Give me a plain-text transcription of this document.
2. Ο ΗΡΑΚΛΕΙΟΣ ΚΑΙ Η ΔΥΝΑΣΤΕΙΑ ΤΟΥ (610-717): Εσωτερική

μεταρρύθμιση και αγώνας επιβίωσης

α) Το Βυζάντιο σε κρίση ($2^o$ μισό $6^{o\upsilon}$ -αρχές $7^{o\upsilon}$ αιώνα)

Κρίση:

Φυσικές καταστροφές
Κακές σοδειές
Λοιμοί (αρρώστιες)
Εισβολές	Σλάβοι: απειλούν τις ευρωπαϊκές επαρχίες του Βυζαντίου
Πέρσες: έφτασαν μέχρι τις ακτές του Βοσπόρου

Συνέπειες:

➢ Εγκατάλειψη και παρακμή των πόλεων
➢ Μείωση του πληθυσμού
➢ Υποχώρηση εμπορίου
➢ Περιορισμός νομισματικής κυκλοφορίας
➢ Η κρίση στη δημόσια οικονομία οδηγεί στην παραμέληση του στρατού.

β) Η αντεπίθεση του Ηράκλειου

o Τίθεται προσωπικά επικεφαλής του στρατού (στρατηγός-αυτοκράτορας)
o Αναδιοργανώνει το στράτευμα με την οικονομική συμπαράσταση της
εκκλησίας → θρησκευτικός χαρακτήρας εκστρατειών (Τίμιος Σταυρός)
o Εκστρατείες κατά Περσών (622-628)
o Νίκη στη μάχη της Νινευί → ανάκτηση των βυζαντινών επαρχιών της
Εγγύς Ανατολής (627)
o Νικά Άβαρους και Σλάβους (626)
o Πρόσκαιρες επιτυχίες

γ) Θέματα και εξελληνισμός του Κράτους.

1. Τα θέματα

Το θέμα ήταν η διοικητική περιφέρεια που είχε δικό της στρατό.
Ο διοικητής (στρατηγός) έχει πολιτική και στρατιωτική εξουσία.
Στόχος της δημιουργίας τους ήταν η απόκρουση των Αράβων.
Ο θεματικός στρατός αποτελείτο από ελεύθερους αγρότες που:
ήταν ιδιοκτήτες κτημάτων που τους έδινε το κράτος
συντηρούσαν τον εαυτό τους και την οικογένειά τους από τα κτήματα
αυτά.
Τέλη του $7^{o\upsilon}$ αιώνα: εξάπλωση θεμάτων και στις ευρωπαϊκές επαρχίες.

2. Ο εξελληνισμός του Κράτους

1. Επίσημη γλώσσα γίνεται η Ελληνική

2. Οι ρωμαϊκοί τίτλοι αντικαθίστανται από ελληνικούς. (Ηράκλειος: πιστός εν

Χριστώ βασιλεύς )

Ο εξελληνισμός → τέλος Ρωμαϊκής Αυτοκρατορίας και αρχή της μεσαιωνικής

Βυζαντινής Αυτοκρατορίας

------------------------------------------------

| Stated task |
Tally up the lines of the listing containing the word "ευρωπαϊκές". Give only the total.

| Correct response |
2